Exercise: In the data that follows, count every line holding the string "name" and give the count alone.

#### Dataset extract ####

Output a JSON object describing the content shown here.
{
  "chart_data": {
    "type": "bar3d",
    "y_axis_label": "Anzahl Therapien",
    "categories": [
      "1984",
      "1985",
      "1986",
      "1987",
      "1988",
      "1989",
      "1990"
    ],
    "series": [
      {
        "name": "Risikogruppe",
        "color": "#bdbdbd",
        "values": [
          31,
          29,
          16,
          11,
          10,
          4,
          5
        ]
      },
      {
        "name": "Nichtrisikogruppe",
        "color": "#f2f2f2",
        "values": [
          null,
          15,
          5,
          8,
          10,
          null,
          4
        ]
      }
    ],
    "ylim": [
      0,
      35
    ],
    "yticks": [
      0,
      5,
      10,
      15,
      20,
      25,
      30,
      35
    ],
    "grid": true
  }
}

####

The solution: 2